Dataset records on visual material
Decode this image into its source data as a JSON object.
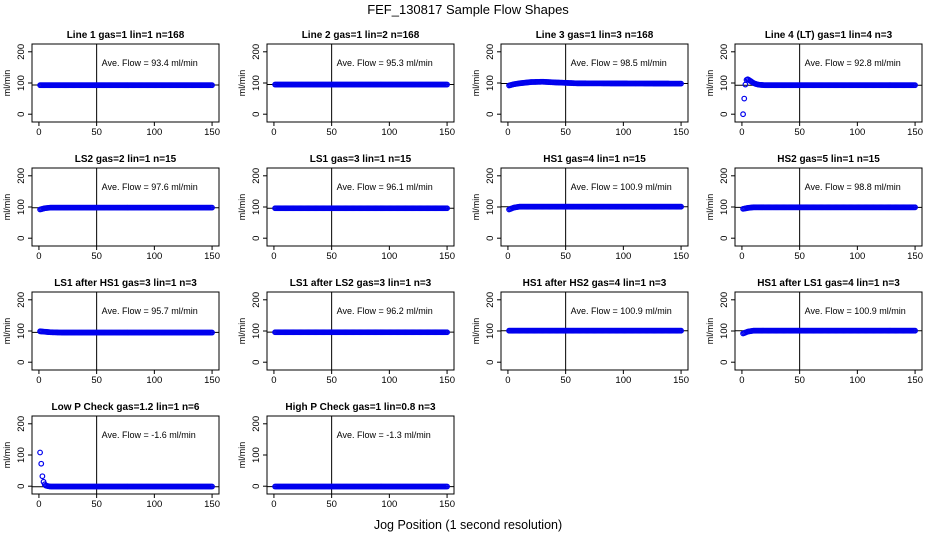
{
  "page": {
    "title": "FEF_130817  Sample Flow Shapes",
    "x_caption": "Jog Position (1 second resolution)"
  },
  "chart_data": [
    {
      "type": "scatter",
      "title": "Line 1 gas=1 lin=1 n=168",
      "annotation": "Ave. Flow =  93.4  ml/min",
      "ylabel": "ml/min",
      "xlim": [
        0,
        150
      ],
      "ylim": [
        0,
        200
      ],
      "x_ticks": [
        0,
        50,
        100,
        150
      ],
      "y_ticks": [
        0,
        100,
        200
      ],
      "vline_x": 50,
      "hline_y": 93.4,
      "color": "#0000ee",
      "series": [
        {
          "x": [
            1,
            150
          ],
          "y": [
            93,
            93
          ]
        }
      ]
    },
    {
      "type": "scatter",
      "title": "Line 2 gas=1 lin=2 n=168",
      "annotation": "Ave. Flow =  95.3  ml/min",
      "ylabel": "ml/min",
      "xlim": [
        0,
        150
      ],
      "ylim": [
        0,
        200
      ],
      "x_ticks": [
        0,
        50,
        100,
        150
      ],
      "y_ticks": [
        0,
        100,
        200
      ],
      "vline_x": 50,
      "hline_y": 95.3,
      "color": "#0000ee",
      "series": [
        {
          "x": [
            1,
            150
          ],
          "y": [
            95,
            95
          ]
        }
      ]
    },
    {
      "type": "scatter",
      "title": "Line 3 gas=1 lin=3 n=168",
      "annotation": "Ave. Flow =  98.5  ml/min",
      "ylabel": "ml/min",
      "xlim": [
        0,
        150
      ],
      "ylim": [
        0,
        200
      ],
      "x_ticks": [
        0,
        50,
        100,
        150
      ],
      "y_ticks": [
        0,
        100,
        200
      ],
      "vline_x": 50,
      "hline_y": 98.5,
      "color": "#0000ee",
      "series": [
        {
          "x": [
            1,
            5,
            10,
            20,
            30,
            40,
            60,
            150
          ],
          "y": [
            92,
            96,
            99,
            103,
            104,
            102,
            99,
            98
          ]
        }
      ]
    },
    {
      "type": "scatter",
      "title": "Line 4 (LT) gas=1 lin=4 n=3",
      "annotation": "Ave. Flow =  92.8  ml/min",
      "ylabel": "ml/min",
      "xlim": [
        0,
        150
      ],
      "ylim": [
        0,
        200
      ],
      "x_ticks": [
        0,
        50,
        100,
        150
      ],
      "y_ticks": [
        0,
        100,
        200
      ],
      "vline_x": 50,
      "hline_y": 92.8,
      "color": "#0000ee",
      "series": [
        {
          "x": [
            1,
            2,
            3,
            4,
            5,
            6,
            8,
            10,
            12,
            14,
            16,
            20,
            150
          ],
          "y": [
            0,
            50,
            95,
            110,
            112,
            110,
            105,
            100,
            97,
            95,
            94,
            93,
            93
          ]
        }
      ]
    },
    {
      "type": "scatter",
      "title": "LS2 gas=2 lin=1 n=15",
      "annotation": "Ave. Flow =  97.6  ml/min",
      "ylabel": "ml/min",
      "xlim": [
        0,
        150
      ],
      "ylim": [
        0,
        200
      ],
      "x_ticks": [
        0,
        50,
        100,
        150
      ],
      "y_ticks": [
        0,
        100,
        200
      ],
      "vline_x": 50,
      "hline_y": 97.6,
      "color": "#0000ee",
      "series": [
        {
          "x": [
            1,
            5,
            10,
            150
          ],
          "y": [
            92,
            96,
            98,
            98
          ]
        }
      ]
    },
    {
      "type": "scatter",
      "title": "LS1 gas=3 lin=1 n=15",
      "annotation": "Ave. Flow =  96.1  ml/min",
      "ylabel": "ml/min",
      "xlim": [
        0,
        150
      ],
      "ylim": [
        0,
        200
      ],
      "x_ticks": [
        0,
        50,
        100,
        150
      ],
      "y_ticks": [
        0,
        100,
        200
      ],
      "vline_x": 50,
      "hline_y": 96.1,
      "color": "#0000ee",
      "series": [
        {
          "x": [
            1,
            150
          ],
          "y": [
            96,
            96
          ]
        }
      ]
    },
    {
      "type": "scatter",
      "title": "HS1 gas=4 lin=1 n=15",
      "annotation": "Ave. Flow =  100.9  ml/min",
      "ylabel": "ml/min",
      "xlim": [
        0,
        150
      ],
      "ylim": [
        0,
        200
      ],
      "x_ticks": [
        0,
        50,
        100,
        150
      ],
      "y_ticks": [
        0,
        100,
        200
      ],
      "vline_x": 50,
      "hline_y": 100.9,
      "color": "#0000ee",
      "series": [
        {
          "x": [
            1,
            5,
            10,
            150
          ],
          "y": [
            92,
            98,
            101,
            101
          ]
        }
      ]
    },
    {
      "type": "scatter",
      "title": "HS2 gas=5 lin=1 n=15",
      "annotation": "Ave. Flow =  98.8  ml/min",
      "ylabel": "ml/min",
      "xlim": [
        0,
        150
      ],
      "ylim": [
        0,
        200
      ],
      "x_ticks": [
        0,
        50,
        100,
        150
      ],
      "y_ticks": [
        0,
        100,
        200
      ],
      "vline_x": 50,
      "hline_y": 98.8,
      "color": "#0000ee",
      "series": [
        {
          "x": [
            1,
            5,
            10,
            150
          ],
          "y": [
            94,
            97,
            99,
            99
          ]
        }
      ]
    },
    {
      "type": "scatter",
      "title": "LS1 after HS1 gas=3 lin=1 n=3",
      "annotation": "Ave. Flow =  95.7  ml/min",
      "ylabel": "ml/min",
      "xlim": [
        0,
        150
      ],
      "ylim": [
        0,
        200
      ],
      "x_ticks": [
        0,
        50,
        100,
        150
      ],
      "y_ticks": [
        0,
        100,
        200
      ],
      "vline_x": 50,
      "hline_y": 95.7,
      "color": "#0000ee",
      "series": [
        {
          "x": [
            1,
            10,
            20,
            150
          ],
          "y": [
            99,
            96,
            95,
            95
          ]
        }
      ]
    },
    {
      "type": "scatter",
      "title": "LS1 after LS2 gas=3 lin=1 n=3",
      "annotation": "Ave. Flow =  96.2  ml/min",
      "ylabel": "ml/min",
      "xlim": [
        0,
        150
      ],
      "ylim": [
        0,
        200
      ],
      "x_ticks": [
        0,
        50,
        100,
        150
      ],
      "y_ticks": [
        0,
        100,
        200
      ],
      "vline_x": 50,
      "hline_y": 96.2,
      "color": "#0000ee",
      "series": [
        {
          "x": [
            1,
            150
          ],
          "y": [
            96,
            96
          ]
        }
      ]
    },
    {
      "type": "scatter",
      "title": "HS1 after HS2 gas=4 lin=1 n=3",
      "annotation": "Ave. Flow =  100.9  ml/min",
      "ylabel": "ml/min",
      "xlim": [
        0,
        150
      ],
      "ylim": [
        0,
        200
      ],
      "x_ticks": [
        0,
        50,
        100,
        150
      ],
      "y_ticks": [
        0,
        100,
        200
      ],
      "vline_x": 50,
      "hline_y": 100.9,
      "color": "#0000ee",
      "series": [
        {
          "x": [
            1,
            150
          ],
          "y": [
            101,
            101
          ]
        }
      ]
    },
    {
      "type": "scatter",
      "title": "HS1 after LS1 gas=4 lin=1 n=3",
      "annotation": "Ave. Flow =  100.9  ml/min",
      "ylabel": "ml/min",
      "xlim": [
        0,
        150
      ],
      "ylim": [
        0,
        200
      ],
      "x_ticks": [
        0,
        50,
        100,
        150
      ],
      "y_ticks": [
        0,
        100,
        200
      ],
      "vline_x": 50,
      "hline_y": 100.9,
      "color": "#0000ee",
      "series": [
        {
          "x": [
            1,
            5,
            10,
            150
          ],
          "y": [
            92,
            98,
            101,
            101
          ]
        }
      ]
    },
    {
      "type": "scatter",
      "title": "Low P Check gas=1.2 lin=1 n=6",
      "annotation": "Ave. Flow =  -1.6  ml/min",
      "ylabel": "ml/min",
      "xlim": [
        0,
        150
      ],
      "ylim": [
        0,
        200
      ],
      "x_ticks": [
        0,
        50,
        100,
        150
      ],
      "y_ticks": [
        0,
        100,
        200
      ],
      "vline_x": 50,
      "hline_y": -1.6,
      "color": "#0000ee",
      "series": [
        {
          "x": [
            1,
            2,
            3,
            4,
            5,
            6,
            8,
            10,
            150
          ],
          "y": [
            108,
            72,
            32,
            14,
            6,
            2,
            0,
            -1,
            -1
          ]
        }
      ]
    },
    {
      "type": "scatter",
      "title": "High P Check gas=1 lin=0.8 n=3",
      "annotation": "Ave. Flow =  -1.3  ml/min",
      "ylabel": "ml/min",
      "xlim": [
        0,
        150
      ],
      "ylim": [
        0,
        200
      ],
      "x_ticks": [
        0,
        50,
        100,
        150
      ],
      "y_ticks": [
        0,
        100,
        200
      ],
      "vline_x": 50,
      "hline_y": -1.3,
      "color": "#0000ee",
      "series": [
        {
          "x": [
            1,
            150
          ],
          "y": [
            -1,
            -1
          ]
        }
      ]
    }
  ]
}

Task statement →
Each line in the entries above that includes the string "Check" should be extracted.

Answer to this problem →
      "title": "Low P Check gas=1.2 lin=1 n=6",
      "title": "High P Check gas=1 lin=0.8 n=3",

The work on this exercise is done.